* **Objectif**
D'après l'extrait ci-dessous consacré au Kosovo, au cours de quel mois verra-t-on les réactions à une déclaration d'indépendance ?
___ Extrait ___
Q - Monsieur le Ministre, la situation au Kosovo est en train de se détériorer, il y a des menaces de guerre, prononcées du côté de la Serbie et la Russie, menace de ne pas reconnaître le Kosovo après la déclaration d'indépendance. Quelle est la position de la France à ce sujet ? Quelle sera la réaction de l'Union européenne, parce qu'il n'y a pas encore de position commune à ce sujet ? Trois pays disent ouvertement qu'ils ne vont pas reconnaître le Kosovo, à savoir la Slovaquie, la Grèce, Chypre et peut-être également la Roumanie. Quelle est votre position à ce sujet ?
R - Nous devons tout faire pour maintenir une situation sous contrôle puisque c'est au cours du mois de janvier que nous verrons quelles seront les réactions à une déclaration d'indépendance qui paraît inéluctable. Il nous reste encore quelques semaines pour essayer, même si les marges sont faibles, de prolonger les efforts de la troïka, pour faire preuve d'imagination, pour appeler les uns et les autres au sens des responsabilités. Il y a trois éléments importants.
___ Données fournies ___
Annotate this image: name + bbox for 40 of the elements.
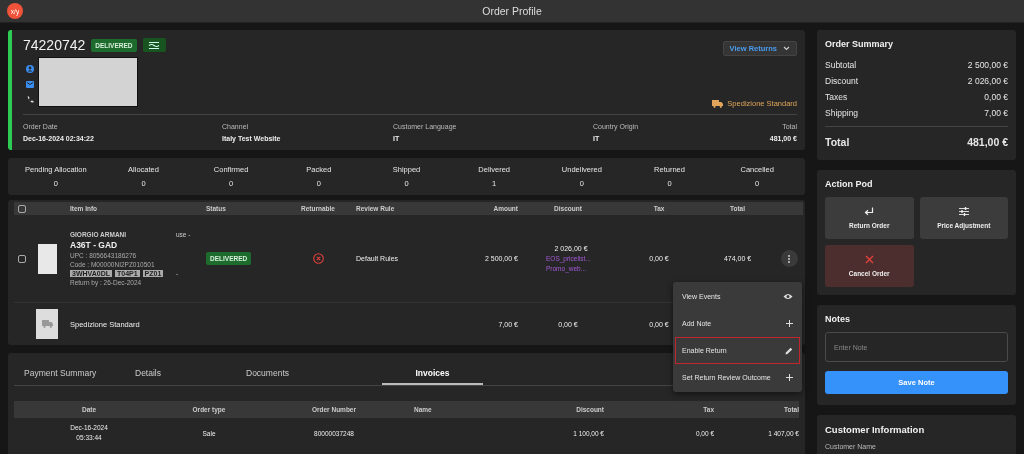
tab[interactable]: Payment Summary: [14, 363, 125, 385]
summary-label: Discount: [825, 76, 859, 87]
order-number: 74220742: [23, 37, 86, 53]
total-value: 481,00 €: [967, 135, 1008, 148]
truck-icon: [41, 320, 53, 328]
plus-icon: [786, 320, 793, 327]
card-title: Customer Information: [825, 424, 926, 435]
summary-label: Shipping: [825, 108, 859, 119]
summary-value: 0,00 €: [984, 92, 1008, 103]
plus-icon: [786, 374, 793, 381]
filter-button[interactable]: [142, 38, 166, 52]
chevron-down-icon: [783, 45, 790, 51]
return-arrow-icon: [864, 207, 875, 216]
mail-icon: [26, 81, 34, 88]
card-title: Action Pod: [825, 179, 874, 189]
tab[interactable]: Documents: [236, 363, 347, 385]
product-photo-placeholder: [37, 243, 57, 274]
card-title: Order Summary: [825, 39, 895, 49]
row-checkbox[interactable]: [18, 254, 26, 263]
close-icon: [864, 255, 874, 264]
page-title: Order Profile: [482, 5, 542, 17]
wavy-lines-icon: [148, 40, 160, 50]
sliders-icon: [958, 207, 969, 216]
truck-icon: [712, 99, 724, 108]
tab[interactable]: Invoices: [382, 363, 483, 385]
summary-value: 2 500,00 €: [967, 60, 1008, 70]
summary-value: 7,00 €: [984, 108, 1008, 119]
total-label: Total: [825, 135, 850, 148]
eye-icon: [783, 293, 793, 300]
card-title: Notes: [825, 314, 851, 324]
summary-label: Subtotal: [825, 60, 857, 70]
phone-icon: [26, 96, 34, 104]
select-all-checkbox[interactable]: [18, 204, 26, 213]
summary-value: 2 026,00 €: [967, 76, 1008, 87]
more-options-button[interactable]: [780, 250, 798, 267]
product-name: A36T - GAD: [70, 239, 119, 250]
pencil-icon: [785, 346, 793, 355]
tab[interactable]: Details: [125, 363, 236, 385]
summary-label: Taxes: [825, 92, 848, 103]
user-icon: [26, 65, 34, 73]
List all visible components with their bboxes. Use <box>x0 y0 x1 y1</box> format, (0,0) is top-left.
___
___ Données fournies ___
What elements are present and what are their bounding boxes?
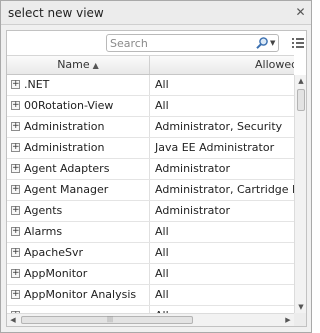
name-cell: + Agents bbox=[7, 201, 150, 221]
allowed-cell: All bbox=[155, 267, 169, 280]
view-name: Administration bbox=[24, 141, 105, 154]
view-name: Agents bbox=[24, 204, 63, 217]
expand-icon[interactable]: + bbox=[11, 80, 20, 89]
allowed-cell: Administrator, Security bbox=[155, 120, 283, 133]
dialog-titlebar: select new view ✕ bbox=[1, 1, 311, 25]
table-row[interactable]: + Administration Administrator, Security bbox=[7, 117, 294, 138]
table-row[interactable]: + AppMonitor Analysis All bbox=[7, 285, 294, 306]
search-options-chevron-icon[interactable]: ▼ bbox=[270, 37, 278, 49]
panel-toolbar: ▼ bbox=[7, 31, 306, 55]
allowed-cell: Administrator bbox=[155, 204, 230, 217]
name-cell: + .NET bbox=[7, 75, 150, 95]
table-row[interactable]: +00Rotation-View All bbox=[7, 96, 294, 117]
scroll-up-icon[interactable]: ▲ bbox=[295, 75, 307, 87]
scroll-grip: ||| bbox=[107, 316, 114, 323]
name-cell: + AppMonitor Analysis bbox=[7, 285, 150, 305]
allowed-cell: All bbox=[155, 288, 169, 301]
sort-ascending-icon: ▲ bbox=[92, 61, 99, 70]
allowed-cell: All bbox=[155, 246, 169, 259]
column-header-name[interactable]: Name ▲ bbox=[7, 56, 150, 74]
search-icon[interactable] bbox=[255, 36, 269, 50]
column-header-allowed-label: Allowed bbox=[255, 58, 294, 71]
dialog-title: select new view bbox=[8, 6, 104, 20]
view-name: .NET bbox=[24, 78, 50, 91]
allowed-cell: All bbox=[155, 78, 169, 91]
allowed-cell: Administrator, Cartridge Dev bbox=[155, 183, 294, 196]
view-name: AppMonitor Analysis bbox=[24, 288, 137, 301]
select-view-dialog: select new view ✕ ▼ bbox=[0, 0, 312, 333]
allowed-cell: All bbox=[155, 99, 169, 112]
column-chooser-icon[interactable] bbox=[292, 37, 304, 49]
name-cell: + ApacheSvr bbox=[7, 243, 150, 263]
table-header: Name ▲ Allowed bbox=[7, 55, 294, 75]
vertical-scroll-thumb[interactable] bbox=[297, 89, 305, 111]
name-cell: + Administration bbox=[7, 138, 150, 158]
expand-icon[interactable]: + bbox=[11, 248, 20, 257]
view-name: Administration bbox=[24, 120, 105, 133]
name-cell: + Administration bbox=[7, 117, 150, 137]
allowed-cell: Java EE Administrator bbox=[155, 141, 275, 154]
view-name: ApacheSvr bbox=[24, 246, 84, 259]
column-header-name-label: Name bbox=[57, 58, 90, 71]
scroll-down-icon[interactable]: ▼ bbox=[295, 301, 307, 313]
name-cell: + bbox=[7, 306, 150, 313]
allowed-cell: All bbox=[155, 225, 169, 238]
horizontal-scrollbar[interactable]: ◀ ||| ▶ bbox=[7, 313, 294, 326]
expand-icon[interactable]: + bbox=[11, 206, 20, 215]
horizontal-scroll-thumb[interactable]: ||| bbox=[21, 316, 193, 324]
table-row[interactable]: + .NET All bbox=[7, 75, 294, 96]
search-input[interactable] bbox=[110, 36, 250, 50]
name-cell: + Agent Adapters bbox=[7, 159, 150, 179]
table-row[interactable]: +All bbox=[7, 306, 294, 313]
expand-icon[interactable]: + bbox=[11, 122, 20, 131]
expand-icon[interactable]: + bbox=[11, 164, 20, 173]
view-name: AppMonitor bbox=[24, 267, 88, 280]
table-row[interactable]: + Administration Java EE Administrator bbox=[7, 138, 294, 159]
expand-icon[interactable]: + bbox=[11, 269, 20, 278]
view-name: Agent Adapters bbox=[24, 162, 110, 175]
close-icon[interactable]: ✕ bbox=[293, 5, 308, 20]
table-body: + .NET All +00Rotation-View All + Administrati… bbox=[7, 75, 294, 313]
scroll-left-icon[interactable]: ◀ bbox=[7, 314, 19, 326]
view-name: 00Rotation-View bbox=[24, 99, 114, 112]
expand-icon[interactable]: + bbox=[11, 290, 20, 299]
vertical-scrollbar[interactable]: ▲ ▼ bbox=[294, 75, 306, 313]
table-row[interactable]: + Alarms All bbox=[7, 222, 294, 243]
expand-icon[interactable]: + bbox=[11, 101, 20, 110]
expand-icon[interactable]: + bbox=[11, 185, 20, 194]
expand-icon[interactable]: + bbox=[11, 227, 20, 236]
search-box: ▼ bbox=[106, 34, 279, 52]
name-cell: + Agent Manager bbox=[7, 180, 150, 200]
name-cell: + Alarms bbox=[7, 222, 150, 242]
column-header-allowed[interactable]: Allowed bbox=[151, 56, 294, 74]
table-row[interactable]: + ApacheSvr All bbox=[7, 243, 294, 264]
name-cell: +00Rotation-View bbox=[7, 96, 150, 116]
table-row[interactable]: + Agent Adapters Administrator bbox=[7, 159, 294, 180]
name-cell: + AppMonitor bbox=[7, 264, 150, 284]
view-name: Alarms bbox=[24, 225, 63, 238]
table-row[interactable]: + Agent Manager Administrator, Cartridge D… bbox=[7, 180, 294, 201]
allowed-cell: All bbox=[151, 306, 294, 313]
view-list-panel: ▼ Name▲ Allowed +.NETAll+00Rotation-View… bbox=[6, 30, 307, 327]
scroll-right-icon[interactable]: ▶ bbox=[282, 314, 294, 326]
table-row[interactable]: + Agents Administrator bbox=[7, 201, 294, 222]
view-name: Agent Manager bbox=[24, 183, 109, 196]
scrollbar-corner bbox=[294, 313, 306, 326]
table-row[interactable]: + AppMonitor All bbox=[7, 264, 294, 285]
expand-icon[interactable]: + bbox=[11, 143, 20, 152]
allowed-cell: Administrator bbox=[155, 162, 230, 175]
___
* **Réponse rédigée**
Au cours du mois de janvier.